### Dataset extract

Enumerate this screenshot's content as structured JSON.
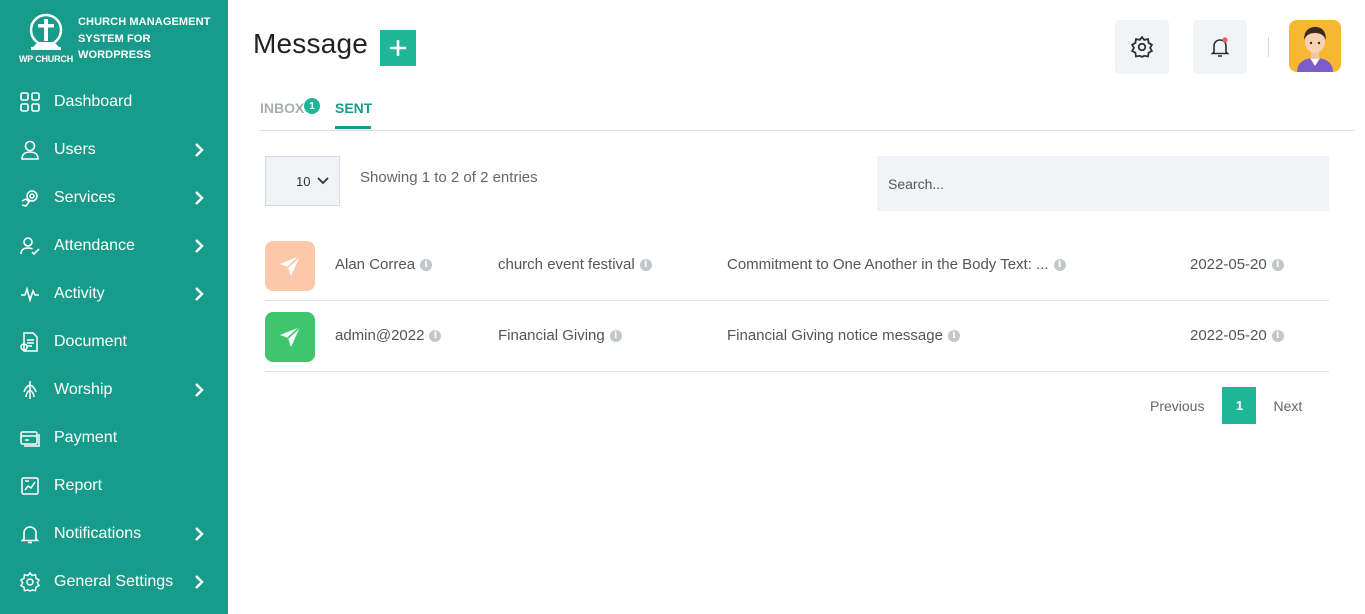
{
  "brand": {
    "logo_label": "WP CHURCH",
    "title": "CHURCH MANAGEMENT SYSTEM FOR WORDPRESS"
  },
  "sidebar": {
    "items": [
      {
        "label": "Dashboard",
        "icon": "grid-icon",
        "has_submenu": false
      },
      {
        "label": "Users",
        "icon": "user-icon",
        "has_submenu": true
      },
      {
        "label": "Services",
        "icon": "services-icon",
        "has_submenu": true
      },
      {
        "label": "Attendance",
        "icon": "attendance-icon",
        "has_submenu": true
      },
      {
        "label": "Activity",
        "icon": "activity-pulse-icon",
        "has_submenu": true
      },
      {
        "label": "Document",
        "icon": "document-icon",
        "has_submenu": false
      },
      {
        "label": "Worship",
        "icon": "worship-icon",
        "has_submenu": true
      },
      {
        "label": "Payment",
        "icon": "payment-icon",
        "has_submenu": false
      },
      {
        "label": "Report",
        "icon": "report-icon",
        "has_submenu": false
      },
      {
        "label": "Notifications",
        "icon": "bell-icon",
        "has_submenu": true
      },
      {
        "label": "General Settings",
        "icon": "gear-icon",
        "has_submenu": true
      }
    ]
  },
  "header": {
    "title": "Message",
    "add_symbol": "+"
  },
  "tabs": {
    "inbox": {
      "label": "INBOX",
      "badge": "1"
    },
    "sent": {
      "label": "SENT"
    }
  },
  "table_controls": {
    "page_length": "10",
    "info": "Showing 1 to 2 of 2 entries",
    "search_placeholder": "Search..."
  },
  "rows": [
    {
      "recipient": "Alan Correa",
      "subject": "church event festival",
      "message": "Commitment to One Another in the Body Text: ...",
      "date": "2022-05-20",
      "icon_color": "#fcc8a9"
    },
    {
      "recipient": "admin@2022",
      "subject": "Financial Giving",
      "message": "Financial Giving notice message",
      "date": "2022-05-20",
      "icon_color": "#3fc56e"
    }
  ],
  "pagination": {
    "previous": "Previous",
    "current": "1",
    "next": "Next"
  },
  "colors": {
    "sidebar": "#179c8c",
    "accent": "#1fb597"
  }
}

######

Directions —
Copy each line of the data that contains the word "Financial".

Reply —
      "subject": "Financial Giving",
      "message": "Financial Giving notice message",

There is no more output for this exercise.